- **APPLY WHAT YOU READ**:
[1] Print the part of the passage on androgenesis and albinism between "Owing to a large" and "phenomenon of albinism.", inclusive.
[2] Answer these from the passage on androgenesis and albinism:
(a) In barley, what range is given for the number of regenerated green plants per 100 responding anthers?
(b) What range is given for the fraction of albino plants in barley?
(c) In barley, in which cultivars is albinism more widespread?
[3] Decide whether each statement agrees with the passage on androgenesis and albinism. Answer yes or no, and quote the words that settle it.
(a) Albino plants grown on artificial media in vitro can complete their full development.
(b) Oat is one of the cereals in which albinism occurs in androgenesis-derived plants.
(c) In barley, albinism is more widespread in winter cultivars than in spring cultivars.

- **SOURCE PASSAGE**:

Owing to a large number of microspores present in a single anther, and a large number of anthers per spike, the expectation appears reasonable that the number of androgenic plants generated from a single spike would be in the tens of thousands. However, in a plant such as barley, the number of regenerated green plants per 100 responding anthers can range from zero to several hundred, depending on the genotype (Jacquard et al. 2009; Li and Devaux 2003). The reasons for such a disparity are due to a variety of factors, including the ability of microspores to alter their developmental pathway, the survival rates of in vitro cultures, the efficiency of androgenic embryo production, and the regeneration ability to form green plants, as well as the highly important phenomenon of albinism.
Albinism is defined as a plant’s inability to produce chloroplasts and thus carry out the process of photosynthesis. Chlorophyll-deficient plants are able to achieve only the early stages of development when grown on artificial media under the in vitro culture conditions. Albinism often occurs in androgenesis-derived plants, including most cereals, such as wheat (Liu et al. 2002), rye (Immonen and Anttila 2000), triticale (Oleszczuk et al. 2004), oat (Kiviharju et al. 2000) and barley (Caredda et al. 2004). Within the same species, there are often cultivars that are more susceptible to albinism than others. In the most albinism-prone cultivars, all regenerated plants lack chloroplasts, whereas in other cultivars, the fraction of albino plants is insignificant (Li and Devaux 2003). In barley, the fraction of albino plants ranges from 1 to 99.7 % depending on the genotypes (Caredda et al. 2000; Castillo et al. 2000). Interestingly, it has been observed that in barley, albinism is more widespread in spring than in winter cultivars.

- **MATERIAL SHOWN**:
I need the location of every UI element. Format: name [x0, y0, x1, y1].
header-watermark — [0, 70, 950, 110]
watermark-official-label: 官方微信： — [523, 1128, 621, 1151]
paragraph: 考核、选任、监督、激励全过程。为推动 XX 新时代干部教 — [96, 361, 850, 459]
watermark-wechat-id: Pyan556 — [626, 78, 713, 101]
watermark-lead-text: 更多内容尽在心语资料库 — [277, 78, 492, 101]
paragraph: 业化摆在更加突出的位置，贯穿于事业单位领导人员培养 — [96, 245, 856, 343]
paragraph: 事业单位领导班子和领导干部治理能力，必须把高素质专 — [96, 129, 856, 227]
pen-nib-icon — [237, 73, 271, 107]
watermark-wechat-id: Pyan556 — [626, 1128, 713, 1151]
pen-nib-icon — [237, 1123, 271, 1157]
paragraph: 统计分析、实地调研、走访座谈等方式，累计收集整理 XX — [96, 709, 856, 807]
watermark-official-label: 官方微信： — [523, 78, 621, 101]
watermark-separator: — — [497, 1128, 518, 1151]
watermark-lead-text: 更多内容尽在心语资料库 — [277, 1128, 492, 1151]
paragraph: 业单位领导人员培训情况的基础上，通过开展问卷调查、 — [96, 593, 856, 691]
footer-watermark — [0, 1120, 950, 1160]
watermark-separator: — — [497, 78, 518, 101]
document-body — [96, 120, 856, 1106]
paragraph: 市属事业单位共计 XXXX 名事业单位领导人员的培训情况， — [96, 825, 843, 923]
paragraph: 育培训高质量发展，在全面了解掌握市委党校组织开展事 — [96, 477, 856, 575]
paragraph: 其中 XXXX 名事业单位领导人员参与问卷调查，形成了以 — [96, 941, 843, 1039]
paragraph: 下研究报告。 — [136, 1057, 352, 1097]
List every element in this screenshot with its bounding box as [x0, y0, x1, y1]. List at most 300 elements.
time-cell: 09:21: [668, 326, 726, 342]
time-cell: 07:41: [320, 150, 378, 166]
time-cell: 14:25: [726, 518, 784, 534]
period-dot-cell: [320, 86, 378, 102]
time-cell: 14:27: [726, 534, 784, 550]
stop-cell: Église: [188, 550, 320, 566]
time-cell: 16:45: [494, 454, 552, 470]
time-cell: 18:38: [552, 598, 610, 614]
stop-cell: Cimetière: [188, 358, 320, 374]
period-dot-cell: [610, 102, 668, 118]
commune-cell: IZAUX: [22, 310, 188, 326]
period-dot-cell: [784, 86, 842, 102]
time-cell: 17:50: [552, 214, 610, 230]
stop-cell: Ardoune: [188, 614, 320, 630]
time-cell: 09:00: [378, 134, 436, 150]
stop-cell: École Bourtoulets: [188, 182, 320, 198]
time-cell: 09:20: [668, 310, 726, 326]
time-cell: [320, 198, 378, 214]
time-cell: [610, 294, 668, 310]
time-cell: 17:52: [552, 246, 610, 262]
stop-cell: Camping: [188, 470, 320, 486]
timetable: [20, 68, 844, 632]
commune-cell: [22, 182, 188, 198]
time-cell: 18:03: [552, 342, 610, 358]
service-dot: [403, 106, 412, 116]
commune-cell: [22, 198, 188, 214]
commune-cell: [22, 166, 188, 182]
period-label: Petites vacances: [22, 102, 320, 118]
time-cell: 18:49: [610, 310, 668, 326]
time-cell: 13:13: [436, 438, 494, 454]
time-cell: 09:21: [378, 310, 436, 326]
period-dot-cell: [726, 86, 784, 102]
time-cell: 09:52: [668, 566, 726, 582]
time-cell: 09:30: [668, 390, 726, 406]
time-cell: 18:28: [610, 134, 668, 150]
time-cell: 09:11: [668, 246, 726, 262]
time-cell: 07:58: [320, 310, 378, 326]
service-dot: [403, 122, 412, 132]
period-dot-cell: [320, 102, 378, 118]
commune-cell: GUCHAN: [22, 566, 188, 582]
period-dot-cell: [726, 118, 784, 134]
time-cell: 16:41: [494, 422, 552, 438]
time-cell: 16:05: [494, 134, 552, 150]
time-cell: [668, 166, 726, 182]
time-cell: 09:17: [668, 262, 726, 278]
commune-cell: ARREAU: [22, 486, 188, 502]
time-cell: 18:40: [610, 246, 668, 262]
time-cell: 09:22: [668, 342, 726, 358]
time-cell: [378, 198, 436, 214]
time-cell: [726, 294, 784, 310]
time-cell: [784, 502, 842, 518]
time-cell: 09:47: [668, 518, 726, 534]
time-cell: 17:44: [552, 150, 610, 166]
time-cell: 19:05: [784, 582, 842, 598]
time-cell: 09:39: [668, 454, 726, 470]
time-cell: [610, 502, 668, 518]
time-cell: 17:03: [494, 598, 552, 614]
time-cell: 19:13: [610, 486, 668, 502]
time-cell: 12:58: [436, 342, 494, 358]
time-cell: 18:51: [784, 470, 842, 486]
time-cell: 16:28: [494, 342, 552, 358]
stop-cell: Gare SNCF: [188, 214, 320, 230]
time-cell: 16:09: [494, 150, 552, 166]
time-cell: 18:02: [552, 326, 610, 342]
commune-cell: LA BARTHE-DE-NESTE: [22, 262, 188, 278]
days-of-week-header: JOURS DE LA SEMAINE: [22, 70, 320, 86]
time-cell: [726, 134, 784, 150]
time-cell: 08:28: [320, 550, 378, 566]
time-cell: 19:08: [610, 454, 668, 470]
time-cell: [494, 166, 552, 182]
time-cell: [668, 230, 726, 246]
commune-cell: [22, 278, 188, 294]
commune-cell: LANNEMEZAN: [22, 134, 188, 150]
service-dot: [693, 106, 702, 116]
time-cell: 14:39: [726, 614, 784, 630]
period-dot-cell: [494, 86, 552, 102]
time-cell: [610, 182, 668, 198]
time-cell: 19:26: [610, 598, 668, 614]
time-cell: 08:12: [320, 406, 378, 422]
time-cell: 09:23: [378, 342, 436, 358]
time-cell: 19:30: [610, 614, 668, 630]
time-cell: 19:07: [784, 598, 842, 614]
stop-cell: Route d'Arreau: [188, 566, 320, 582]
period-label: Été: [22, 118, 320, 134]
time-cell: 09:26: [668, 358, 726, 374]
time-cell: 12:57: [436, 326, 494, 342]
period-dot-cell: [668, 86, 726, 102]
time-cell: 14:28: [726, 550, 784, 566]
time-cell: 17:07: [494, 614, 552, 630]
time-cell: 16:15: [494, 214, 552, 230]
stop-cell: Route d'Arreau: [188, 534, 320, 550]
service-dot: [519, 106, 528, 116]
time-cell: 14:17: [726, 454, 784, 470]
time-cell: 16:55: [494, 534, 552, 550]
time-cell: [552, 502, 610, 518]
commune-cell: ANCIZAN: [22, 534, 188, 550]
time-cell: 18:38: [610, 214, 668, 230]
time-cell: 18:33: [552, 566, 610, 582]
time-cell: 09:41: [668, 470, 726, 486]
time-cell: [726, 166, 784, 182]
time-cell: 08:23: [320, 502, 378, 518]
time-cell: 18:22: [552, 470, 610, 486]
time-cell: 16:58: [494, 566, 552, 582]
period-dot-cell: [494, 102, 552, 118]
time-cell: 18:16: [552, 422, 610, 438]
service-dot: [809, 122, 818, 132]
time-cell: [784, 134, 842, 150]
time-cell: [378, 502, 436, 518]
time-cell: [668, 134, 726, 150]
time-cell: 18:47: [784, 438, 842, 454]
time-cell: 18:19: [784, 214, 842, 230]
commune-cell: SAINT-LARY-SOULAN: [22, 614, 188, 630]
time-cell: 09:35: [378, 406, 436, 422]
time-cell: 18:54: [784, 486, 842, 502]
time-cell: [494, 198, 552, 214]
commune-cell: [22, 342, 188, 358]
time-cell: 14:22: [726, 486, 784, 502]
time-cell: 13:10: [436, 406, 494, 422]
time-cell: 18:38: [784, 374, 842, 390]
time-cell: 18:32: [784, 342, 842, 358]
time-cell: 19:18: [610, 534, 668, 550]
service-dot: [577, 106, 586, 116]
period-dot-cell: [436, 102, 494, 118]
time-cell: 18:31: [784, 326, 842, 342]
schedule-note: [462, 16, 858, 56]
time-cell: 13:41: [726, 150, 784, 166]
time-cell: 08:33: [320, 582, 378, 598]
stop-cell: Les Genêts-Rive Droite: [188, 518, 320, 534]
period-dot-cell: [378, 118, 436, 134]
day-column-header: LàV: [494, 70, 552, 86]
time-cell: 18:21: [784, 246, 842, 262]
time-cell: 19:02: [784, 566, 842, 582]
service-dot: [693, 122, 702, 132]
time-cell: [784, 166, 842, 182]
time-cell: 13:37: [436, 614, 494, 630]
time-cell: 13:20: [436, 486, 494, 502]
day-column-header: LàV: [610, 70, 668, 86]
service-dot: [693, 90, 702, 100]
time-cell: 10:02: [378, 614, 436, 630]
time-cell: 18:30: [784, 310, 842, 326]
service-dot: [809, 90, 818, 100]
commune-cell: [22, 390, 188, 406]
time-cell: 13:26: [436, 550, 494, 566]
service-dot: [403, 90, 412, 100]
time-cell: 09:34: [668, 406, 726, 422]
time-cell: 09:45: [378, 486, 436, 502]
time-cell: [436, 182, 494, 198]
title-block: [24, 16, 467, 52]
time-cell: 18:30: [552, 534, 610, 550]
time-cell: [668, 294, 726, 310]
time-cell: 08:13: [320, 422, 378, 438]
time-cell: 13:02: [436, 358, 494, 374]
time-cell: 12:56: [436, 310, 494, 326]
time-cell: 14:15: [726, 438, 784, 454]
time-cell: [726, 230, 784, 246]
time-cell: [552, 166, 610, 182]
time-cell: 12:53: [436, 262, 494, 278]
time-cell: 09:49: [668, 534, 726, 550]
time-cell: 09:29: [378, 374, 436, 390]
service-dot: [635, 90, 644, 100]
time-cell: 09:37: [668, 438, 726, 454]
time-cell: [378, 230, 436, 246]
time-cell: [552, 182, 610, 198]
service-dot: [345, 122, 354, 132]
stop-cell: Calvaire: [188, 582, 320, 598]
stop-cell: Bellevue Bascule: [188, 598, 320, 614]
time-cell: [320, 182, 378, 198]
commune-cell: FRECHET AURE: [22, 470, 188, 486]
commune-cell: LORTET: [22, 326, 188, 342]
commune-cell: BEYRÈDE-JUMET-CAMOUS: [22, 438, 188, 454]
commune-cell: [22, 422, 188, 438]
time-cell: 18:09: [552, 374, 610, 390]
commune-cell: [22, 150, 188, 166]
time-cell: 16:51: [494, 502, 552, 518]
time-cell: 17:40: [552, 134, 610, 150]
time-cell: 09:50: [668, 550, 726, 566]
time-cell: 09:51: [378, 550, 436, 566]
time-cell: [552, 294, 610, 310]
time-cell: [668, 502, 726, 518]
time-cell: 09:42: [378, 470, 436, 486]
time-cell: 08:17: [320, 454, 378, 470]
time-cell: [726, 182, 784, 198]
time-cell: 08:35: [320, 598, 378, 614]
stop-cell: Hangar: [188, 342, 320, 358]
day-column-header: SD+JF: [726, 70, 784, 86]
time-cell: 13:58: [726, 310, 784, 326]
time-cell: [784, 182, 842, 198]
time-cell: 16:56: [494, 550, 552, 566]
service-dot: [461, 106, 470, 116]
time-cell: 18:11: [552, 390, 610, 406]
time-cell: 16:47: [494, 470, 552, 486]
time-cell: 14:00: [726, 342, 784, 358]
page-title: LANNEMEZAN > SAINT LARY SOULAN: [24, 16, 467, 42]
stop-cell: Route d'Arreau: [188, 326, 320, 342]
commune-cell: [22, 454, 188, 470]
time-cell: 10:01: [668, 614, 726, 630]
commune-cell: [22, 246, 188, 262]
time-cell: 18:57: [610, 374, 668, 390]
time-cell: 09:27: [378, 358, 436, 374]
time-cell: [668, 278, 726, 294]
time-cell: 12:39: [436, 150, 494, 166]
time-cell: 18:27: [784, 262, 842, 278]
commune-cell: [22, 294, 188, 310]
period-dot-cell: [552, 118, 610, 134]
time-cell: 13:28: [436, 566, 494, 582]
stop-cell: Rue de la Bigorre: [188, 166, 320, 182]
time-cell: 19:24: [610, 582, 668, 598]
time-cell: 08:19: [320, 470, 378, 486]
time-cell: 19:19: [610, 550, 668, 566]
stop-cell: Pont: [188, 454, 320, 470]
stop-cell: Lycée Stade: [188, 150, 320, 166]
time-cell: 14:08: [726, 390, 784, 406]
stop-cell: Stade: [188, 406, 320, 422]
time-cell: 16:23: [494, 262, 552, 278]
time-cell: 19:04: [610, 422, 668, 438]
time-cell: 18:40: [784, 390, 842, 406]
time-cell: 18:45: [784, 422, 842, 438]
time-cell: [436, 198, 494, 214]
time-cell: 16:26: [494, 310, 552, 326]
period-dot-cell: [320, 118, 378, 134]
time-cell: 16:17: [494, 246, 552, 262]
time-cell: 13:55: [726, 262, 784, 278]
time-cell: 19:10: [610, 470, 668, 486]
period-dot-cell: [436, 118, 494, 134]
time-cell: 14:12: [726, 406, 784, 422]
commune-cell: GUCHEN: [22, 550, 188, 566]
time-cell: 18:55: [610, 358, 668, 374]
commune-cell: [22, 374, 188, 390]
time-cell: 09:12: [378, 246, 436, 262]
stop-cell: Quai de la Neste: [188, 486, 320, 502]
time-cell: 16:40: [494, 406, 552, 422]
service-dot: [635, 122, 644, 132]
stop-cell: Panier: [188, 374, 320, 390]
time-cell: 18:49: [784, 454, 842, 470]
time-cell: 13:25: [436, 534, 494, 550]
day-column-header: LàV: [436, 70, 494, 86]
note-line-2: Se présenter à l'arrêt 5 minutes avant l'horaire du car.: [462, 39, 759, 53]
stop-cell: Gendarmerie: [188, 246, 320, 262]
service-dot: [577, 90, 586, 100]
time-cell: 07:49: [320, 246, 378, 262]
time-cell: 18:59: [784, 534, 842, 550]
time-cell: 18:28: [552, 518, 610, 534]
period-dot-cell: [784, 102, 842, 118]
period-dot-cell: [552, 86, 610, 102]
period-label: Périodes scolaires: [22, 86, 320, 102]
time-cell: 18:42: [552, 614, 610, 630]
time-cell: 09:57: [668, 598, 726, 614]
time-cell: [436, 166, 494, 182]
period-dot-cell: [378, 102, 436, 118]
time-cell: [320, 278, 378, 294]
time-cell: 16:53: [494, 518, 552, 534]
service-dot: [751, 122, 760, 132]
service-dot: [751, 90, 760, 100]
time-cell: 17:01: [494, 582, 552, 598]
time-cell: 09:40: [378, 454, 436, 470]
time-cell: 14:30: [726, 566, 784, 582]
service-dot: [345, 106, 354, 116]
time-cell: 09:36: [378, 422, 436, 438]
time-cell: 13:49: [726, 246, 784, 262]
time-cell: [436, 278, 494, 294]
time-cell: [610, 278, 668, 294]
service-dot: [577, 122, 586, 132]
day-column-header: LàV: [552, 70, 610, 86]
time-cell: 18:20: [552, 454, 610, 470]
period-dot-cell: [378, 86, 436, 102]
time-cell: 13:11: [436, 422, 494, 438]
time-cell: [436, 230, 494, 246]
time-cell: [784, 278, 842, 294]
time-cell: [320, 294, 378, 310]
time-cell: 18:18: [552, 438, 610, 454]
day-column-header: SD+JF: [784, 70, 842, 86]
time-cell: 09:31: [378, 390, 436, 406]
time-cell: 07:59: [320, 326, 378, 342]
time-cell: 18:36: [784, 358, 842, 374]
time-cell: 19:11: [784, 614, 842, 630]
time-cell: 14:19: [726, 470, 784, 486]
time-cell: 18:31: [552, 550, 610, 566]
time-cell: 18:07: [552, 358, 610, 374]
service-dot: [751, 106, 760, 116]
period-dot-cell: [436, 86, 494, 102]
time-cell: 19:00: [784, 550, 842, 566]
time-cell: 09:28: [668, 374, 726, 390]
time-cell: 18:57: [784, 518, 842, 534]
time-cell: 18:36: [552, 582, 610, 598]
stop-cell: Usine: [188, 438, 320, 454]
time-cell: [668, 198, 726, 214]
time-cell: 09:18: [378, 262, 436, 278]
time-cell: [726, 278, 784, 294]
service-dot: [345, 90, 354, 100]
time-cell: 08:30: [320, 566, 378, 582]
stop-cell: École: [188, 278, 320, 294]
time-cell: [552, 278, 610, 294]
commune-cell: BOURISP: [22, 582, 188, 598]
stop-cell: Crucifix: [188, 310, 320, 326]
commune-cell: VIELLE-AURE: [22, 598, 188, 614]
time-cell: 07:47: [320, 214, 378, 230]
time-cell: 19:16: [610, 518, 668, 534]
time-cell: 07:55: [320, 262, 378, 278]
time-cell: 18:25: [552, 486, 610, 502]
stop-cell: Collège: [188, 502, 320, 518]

- **TASK-BY-TASK ANSWERS**:
[1]
Owing to a large number of microspores present in a single anther, and a large number of anthers per spike, the expectation appears reasonable that the number of androgenic plants generated from a single spike would be in the tens of thousands. However, in a plant such as barley, the number of regenerated green plants per 100 responding anthers can range from zero to several hundred, depending on the genotype (Jacquard et al. 2009; Li and Devaux 2003). The reasons for such a disparity are due to a variety of factors, including the ability of microspores to alter their developmental pathway, the survival rates of in vitro cultures, the efficiency of androgenic embryo production, and the regeneration ability to form green plants, as well as the highly important phenomenon of albinism.

[2]
(a) From zero to several hundred, depending on the genotype.
(b) From 1 to 99.7 %, depending on the genotypes.
(c) Spring cultivars.

[3]
(a) No: "Chlorophyll-deficient plants are able to achieve only the early stages of development when grown on artificial media under the in vitro culture conditions."
(b) Yes: "Albinism often occurs in androgenesis-derived plants, including most cereals, such as wheat (Liu et al. 2002), rye (Immonen and Anttila 2000), triticale (Oleszczuk et al. 2004), oat (Kiviharju et al. 2000) and barley (Caredda et al. 2004)."
(c) No: "in barley, albinism is more widespread in spring than in winter cultivars."